* _To be done_
Repeat the records verbatim and leave the pictures out of your copy.
+ + + + + + +
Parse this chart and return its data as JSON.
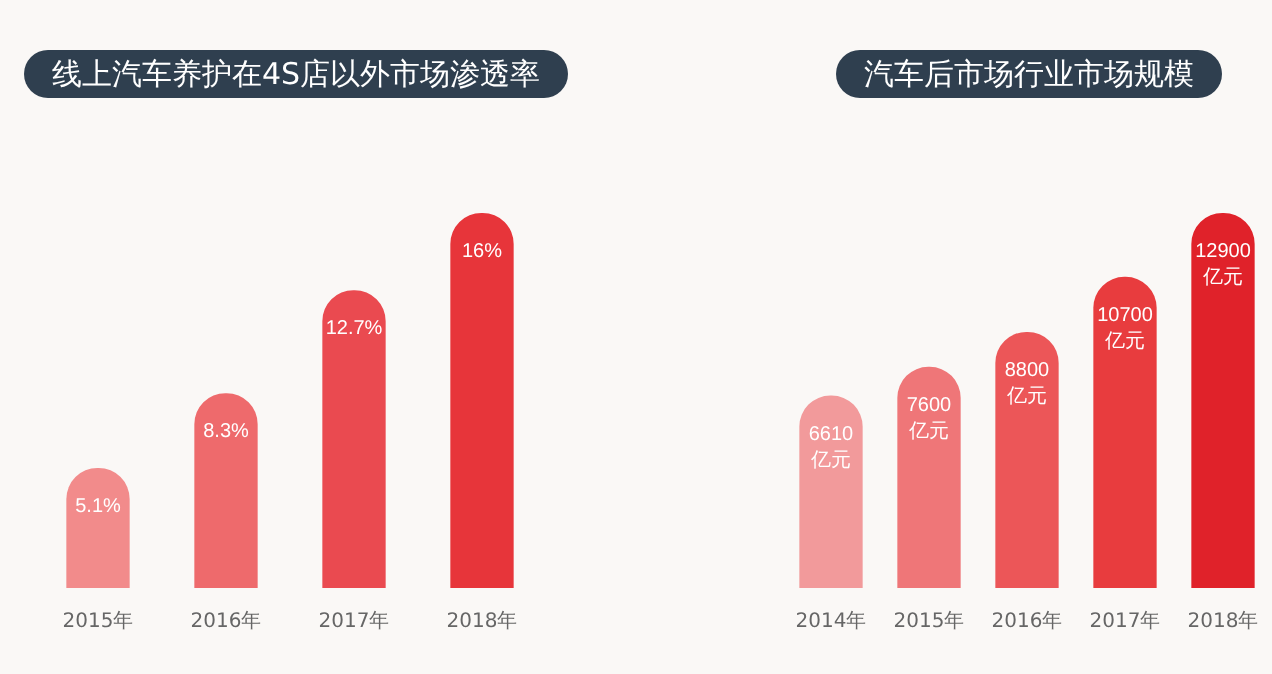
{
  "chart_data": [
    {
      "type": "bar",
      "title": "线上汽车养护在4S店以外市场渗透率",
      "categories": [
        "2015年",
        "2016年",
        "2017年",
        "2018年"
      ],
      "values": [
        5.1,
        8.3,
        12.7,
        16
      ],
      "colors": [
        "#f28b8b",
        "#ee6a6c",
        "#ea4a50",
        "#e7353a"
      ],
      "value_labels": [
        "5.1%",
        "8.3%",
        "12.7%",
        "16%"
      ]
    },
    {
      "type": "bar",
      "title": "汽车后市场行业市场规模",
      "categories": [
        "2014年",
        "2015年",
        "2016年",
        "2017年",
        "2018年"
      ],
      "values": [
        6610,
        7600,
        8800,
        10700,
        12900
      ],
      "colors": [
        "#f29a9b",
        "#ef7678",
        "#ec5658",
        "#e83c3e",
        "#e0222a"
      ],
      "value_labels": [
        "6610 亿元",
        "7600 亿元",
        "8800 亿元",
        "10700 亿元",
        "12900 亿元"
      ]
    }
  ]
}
+ + + + + + +
* _The response_
Parse this chart and return its data as JSON.
{
  "chart_data": [
    {
      "type": "bar",
      "title": "线上汽车养护在4S店以外市场渗透率",
      "categories": [
        "2015年",
        "2016年",
        "2017年",
        "2018年"
      ],
      "values": [
        5.1,
        8.3,
        12.7,
        16
      ],
      "colors": [
        "#f28b8b",
        "#ee6a6c",
        "#ea4a50",
        "#e7353a"
      ],
      "value_labels": [
        "5.1%",
        "8.3%",
        "12.7%",
        "16%"
      ]
    },
    {
      "type": "bar",
      "title": "汽车后市场行业市场规模",
      "categories": [
        "2014年",
        "2015年",
        "2016年",
        "2017年",
        "2018年"
      ],
      "values": [
        6610,
        7600,
        8800,
        10700,
        12900
      ],
      "colors": [
        "#f29a9b",
        "#ef7678",
        "#ec5658",
        "#e83c3e",
        "#e0222a"
      ],
      "value_labels": [
        "6610 亿元",
        "7600 亿元",
        "8800 亿元",
        "10700 亿元",
        "12900 亿元"
      ]
    }
  ]
}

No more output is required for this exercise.